▶ Items from a dataset
<<<<

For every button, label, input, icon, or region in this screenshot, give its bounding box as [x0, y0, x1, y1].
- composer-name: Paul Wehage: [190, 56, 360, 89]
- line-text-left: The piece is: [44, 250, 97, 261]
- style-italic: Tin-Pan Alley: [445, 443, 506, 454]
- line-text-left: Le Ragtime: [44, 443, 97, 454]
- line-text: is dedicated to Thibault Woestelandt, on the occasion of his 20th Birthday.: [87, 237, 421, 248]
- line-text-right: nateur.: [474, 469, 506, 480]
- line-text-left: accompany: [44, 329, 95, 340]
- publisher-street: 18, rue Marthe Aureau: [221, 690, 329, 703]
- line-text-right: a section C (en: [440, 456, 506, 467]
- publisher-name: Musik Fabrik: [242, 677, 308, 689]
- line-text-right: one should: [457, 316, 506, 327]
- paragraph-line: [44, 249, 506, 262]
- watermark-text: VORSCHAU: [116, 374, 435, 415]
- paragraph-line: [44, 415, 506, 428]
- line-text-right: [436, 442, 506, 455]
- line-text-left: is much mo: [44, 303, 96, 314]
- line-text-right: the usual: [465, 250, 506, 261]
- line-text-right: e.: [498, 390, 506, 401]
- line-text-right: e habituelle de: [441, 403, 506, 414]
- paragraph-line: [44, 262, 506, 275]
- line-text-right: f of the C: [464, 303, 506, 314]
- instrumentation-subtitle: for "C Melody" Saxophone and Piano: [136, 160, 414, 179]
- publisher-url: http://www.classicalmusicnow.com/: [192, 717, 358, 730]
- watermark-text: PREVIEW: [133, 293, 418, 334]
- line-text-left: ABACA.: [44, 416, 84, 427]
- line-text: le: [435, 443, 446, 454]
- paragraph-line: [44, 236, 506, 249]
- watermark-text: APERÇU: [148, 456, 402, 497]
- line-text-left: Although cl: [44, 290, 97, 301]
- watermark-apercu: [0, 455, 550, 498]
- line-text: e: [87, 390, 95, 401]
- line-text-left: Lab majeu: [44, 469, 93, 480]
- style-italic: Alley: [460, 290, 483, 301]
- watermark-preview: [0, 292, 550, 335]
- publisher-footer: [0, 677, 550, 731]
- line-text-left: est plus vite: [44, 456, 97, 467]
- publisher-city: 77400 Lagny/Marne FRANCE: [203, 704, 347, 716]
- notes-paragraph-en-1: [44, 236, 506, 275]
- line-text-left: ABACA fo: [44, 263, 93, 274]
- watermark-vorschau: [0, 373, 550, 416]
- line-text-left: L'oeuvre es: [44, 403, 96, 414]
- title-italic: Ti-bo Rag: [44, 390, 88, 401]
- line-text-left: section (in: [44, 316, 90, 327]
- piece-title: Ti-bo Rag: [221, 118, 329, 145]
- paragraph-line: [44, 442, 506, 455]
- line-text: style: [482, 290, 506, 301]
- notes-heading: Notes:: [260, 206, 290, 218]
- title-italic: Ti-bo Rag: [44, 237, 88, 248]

>>>>

▶ Work to be completed
Express everything from the first line of the rows down to the line containing "- line-text-right: [436, 442, 506, 455]", both included, as a JSON list of strings with one string per line and blank lines omitted.

▶ Correct response
[
  "For every button, label, input, icon, or region in this screenshot, give its bounding box as [x0, y0, x1, y1].",
  "- composer-name: Paul Wehage: [190, 56, 360, 89]",
  "- line-text-left: The piece is: [44, 250, 97, 261]",
  "- style-italic: Tin-Pan Alley: [445, 443, 506, 454]",
  "- line-text-left: Le Ragtime: [44, 443, 97, 454]",
  "- line-text: is dedicated to Thibault Woestelandt, on the occasion of his 20th Birthday.: [87, 237, 421, 248]",
  "- line-text-right: nateur.: [474, 469, 506, 480]",
  "- line-text-left: accompany: [44, 329, 95, 340]",
  "- publisher-street: 18, rue Marthe Aureau: [221, 690, 329, 703]",
  "- line-text-right: a section C (en: [440, 456, 506, 467]",
  "- publisher-name: Musik Fabrik: [242, 677, 308, 689]",
  "- line-text-right: one should: [457, 316, 506, 327]",
  "- paragraph-line: [44, 249, 506, 262]",
  "- watermark-text: VORSCHAU: [116, 374, 435, 415]",
  "- paragraph-line: [44, 415, 506, 428]",
  "- line-text-right: [436, 442, 506, 455]"
]